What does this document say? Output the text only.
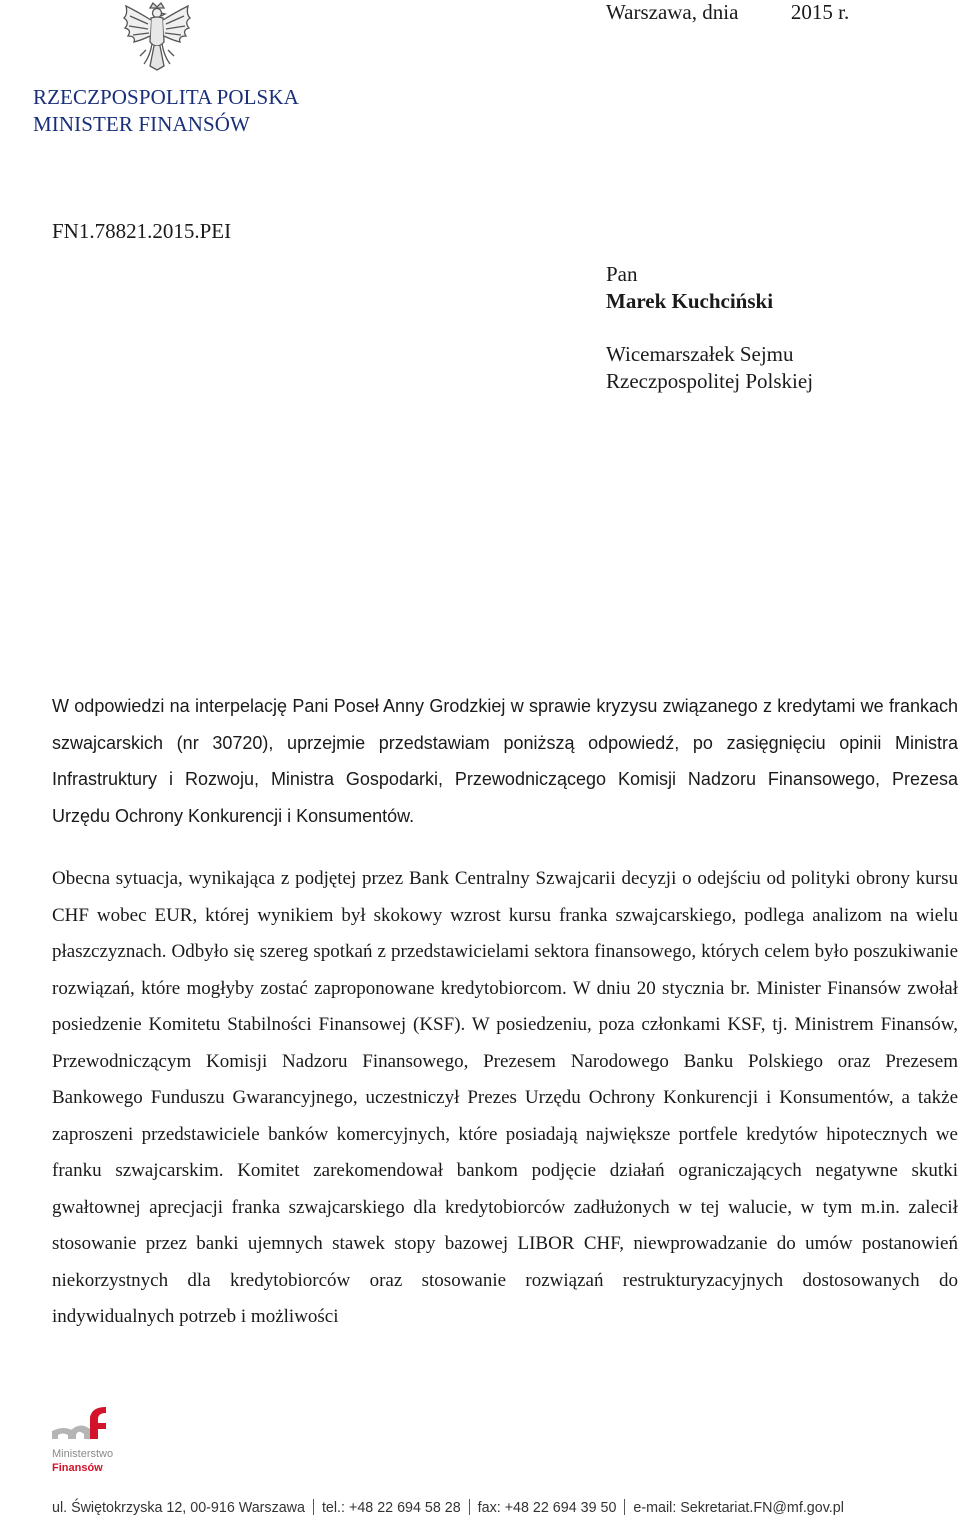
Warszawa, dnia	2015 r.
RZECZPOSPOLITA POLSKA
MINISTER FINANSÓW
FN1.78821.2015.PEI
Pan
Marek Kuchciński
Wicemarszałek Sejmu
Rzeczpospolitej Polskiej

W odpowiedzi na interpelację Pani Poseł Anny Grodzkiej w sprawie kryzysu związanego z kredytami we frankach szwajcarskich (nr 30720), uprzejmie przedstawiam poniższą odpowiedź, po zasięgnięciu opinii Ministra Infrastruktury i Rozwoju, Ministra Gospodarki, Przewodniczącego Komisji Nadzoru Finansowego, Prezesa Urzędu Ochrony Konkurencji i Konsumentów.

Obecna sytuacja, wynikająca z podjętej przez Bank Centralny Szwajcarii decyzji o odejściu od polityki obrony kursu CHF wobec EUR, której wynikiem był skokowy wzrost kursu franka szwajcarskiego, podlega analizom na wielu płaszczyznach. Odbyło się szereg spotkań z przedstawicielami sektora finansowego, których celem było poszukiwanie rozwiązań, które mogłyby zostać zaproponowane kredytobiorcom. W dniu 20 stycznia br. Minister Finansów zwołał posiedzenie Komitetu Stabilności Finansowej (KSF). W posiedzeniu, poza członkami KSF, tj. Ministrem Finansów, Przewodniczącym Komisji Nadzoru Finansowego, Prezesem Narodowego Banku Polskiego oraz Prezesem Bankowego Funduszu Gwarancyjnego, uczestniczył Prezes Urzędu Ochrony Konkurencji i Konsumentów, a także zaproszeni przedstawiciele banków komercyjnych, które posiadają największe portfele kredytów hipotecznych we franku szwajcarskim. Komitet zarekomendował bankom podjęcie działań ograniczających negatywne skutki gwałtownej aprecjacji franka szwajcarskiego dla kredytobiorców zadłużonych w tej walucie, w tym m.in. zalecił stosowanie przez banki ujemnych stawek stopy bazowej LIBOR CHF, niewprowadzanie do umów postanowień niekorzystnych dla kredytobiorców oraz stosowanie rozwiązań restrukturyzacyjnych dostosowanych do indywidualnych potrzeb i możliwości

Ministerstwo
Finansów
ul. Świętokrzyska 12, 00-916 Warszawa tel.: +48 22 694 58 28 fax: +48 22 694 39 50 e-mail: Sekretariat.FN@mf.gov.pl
---------------
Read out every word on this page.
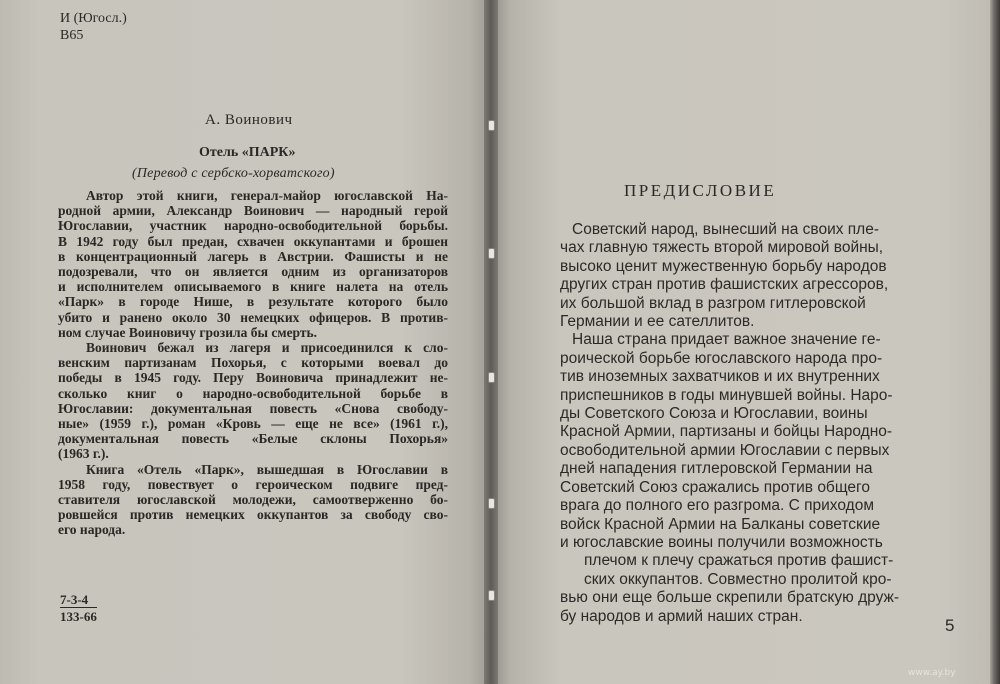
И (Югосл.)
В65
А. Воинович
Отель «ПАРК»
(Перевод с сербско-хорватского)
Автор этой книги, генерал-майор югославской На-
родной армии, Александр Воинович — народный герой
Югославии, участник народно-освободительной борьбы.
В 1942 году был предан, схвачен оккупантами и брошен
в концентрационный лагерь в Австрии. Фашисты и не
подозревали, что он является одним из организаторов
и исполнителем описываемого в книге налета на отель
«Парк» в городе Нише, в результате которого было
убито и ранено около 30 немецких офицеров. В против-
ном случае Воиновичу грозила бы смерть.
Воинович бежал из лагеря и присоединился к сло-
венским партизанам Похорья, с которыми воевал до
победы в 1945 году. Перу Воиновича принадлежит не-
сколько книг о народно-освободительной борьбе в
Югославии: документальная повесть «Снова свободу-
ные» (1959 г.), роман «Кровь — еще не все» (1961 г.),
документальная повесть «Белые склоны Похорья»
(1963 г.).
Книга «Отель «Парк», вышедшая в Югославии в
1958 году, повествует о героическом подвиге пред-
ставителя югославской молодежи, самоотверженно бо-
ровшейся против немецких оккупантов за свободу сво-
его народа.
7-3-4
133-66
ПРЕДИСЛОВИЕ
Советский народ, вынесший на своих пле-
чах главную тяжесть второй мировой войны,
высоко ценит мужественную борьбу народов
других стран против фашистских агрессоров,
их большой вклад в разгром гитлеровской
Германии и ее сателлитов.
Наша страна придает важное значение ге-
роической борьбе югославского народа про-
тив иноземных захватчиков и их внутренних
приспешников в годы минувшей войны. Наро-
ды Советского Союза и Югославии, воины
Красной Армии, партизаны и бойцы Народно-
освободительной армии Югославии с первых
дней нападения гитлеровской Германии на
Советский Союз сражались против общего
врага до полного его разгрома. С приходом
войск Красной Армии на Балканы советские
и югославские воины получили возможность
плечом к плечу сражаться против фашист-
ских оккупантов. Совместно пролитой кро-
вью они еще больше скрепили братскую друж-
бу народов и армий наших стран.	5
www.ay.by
---------------
→ **Exercise aim**: Copy each line of the listing that contains the string "документальная".

→ **Result**:
Югославии: документальная повесть «Снова свободу-
документальная повесть «Белые склоны Похорья»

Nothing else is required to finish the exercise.